Exercise | Return the whole listing exactly as it stands.

------------------------------------

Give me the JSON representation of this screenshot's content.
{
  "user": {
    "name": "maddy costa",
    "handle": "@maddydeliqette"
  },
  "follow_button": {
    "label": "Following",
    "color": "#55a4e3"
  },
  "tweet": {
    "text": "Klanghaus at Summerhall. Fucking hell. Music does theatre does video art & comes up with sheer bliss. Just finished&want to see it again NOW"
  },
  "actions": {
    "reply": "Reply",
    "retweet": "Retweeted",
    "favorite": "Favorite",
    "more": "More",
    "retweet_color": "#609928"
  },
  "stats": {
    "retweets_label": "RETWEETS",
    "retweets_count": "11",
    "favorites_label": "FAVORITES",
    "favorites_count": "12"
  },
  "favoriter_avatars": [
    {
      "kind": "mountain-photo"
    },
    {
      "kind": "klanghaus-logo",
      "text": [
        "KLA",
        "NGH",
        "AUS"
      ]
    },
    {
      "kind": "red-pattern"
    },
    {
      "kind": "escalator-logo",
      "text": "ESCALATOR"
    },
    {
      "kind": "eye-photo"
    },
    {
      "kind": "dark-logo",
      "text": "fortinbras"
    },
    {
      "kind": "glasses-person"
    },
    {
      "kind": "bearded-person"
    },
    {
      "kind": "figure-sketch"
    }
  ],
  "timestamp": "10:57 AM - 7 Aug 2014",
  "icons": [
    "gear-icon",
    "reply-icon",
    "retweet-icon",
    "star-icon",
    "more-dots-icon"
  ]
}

------------------------------------

Written answer |
Give me the JSON representation of this screenshot's content.
{
  "user": {
    "name": "maddy costa",
    "handle": "@maddydeliqette"
  },
  "follow_button": {
    "label": "Following",
    "color": "#55a4e3"
  },
  "tweet": {
    "text": "Klanghaus at Summerhall. Fucking hell. Music does theatre does video art & comes up with sheer bliss. Just finished&want to see it again NOW"
  },
  "actions": {
    "reply": "Reply",
    "retweet": "Retweeted",
    "favorite": "Favorite",
    "more": "More",
    "retweet_color": "#609928"
  },
  "stats": {
    "retweets_label": "RETWEETS",
    "retweets_count": "11",
    "favorites_label": "FAVORITES",
    "favorites_count": "12"
  },
  "favoriter_avatars": [
    {
      "kind": "mountain-photo"
    },
    {
      "kind": "klanghaus-logo",
      "text": [
        "KLA",
        "NGH",
        "AUS"
      ]
    },
    {
      "kind": "red-pattern"
    },
    {
      "kind": "escalator-logo",
      "text": "ESCALATOR"
    },
    {
      "kind": "eye-photo"
    },
    {
      "kind": "dark-logo",
      "text": "fortinbras"
    },
    {
      "kind": "glasses-person"
    },
    {
      "kind": "bearded-person"
    },
    {
      "kind": "figure-sketch"
    }
  ],
  "timestamp": "10:57 AM - 7 Aug 2014",
  "icons": [
    "gear-icon",
    "reply-icon",
    "retweet-icon",
    "star-icon",
    "more-dots-icon"
  ]
}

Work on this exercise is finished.